REQUIRED WORK:
Your reply should be a single number, the count of lines in the records that contain the string "Schulunterricht".

>>>>

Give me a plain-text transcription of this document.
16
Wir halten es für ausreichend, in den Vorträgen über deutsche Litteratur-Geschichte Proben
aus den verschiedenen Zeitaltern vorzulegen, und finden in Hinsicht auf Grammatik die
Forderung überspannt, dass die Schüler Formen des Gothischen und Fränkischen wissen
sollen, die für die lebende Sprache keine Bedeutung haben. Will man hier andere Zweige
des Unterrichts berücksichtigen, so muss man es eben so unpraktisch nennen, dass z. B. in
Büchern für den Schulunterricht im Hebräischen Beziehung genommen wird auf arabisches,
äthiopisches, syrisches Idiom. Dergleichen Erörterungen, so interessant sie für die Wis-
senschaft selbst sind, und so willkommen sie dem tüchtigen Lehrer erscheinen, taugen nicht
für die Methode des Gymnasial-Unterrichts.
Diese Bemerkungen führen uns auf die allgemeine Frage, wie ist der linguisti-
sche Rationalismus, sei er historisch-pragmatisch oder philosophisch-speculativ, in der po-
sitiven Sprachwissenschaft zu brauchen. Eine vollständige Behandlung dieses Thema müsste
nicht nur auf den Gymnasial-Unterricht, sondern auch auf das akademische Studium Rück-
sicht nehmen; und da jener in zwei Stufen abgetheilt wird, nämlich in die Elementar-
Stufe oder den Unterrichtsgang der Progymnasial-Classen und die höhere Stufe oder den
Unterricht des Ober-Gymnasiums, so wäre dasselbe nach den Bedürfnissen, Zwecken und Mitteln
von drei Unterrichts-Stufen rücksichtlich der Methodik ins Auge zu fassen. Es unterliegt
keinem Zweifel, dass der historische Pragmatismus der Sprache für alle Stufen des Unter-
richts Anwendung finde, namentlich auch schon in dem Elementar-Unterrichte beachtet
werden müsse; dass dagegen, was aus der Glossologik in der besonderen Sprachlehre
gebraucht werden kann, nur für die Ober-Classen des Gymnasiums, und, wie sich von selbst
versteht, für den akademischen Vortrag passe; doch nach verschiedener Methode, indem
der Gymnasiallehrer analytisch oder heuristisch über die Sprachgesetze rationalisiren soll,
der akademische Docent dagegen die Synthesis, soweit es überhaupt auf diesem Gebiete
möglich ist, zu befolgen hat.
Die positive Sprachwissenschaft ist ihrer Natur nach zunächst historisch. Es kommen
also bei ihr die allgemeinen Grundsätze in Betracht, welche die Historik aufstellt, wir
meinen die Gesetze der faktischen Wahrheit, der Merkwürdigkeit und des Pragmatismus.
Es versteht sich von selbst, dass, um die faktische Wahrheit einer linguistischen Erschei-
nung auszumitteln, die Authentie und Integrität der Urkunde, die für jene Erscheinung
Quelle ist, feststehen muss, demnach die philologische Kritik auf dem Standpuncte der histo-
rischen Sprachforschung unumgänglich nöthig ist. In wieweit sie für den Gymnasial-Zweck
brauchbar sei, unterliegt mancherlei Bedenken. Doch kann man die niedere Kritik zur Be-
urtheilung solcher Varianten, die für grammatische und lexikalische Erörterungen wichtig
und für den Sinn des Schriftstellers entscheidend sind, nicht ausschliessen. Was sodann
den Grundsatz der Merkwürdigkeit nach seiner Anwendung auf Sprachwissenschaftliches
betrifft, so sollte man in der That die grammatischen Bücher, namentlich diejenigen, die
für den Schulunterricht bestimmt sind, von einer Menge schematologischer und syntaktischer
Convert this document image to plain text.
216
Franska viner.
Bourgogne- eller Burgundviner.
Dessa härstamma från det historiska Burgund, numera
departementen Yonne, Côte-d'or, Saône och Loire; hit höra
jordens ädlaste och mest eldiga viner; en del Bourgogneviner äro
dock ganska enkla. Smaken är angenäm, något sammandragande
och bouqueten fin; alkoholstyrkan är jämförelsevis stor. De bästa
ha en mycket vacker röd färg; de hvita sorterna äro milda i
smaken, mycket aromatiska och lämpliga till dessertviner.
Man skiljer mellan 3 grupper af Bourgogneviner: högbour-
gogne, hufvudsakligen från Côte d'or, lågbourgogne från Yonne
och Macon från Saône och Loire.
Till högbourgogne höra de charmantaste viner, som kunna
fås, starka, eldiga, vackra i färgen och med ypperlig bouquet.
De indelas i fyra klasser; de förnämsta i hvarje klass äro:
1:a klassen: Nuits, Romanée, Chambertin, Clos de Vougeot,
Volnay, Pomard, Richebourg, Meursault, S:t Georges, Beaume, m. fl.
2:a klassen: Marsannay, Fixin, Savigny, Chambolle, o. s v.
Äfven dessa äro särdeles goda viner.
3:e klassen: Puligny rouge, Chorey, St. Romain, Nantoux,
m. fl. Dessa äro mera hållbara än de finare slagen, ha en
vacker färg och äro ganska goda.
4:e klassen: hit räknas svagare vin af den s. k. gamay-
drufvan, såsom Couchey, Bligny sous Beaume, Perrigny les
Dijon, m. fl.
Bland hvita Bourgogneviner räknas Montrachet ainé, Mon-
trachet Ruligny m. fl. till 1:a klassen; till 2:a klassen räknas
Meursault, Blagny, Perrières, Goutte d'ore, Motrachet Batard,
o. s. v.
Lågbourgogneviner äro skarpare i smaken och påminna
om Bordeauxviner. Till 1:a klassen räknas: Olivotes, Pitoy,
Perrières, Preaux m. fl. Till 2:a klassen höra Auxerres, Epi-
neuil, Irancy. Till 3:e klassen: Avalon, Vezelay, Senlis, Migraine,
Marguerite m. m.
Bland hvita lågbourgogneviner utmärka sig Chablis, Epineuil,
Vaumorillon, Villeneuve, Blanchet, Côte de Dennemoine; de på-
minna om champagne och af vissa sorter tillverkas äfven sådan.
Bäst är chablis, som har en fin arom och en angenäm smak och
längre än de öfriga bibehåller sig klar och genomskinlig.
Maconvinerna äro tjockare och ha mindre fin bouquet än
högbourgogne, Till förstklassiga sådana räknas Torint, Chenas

<<<<

EXERCISE RESULT:
2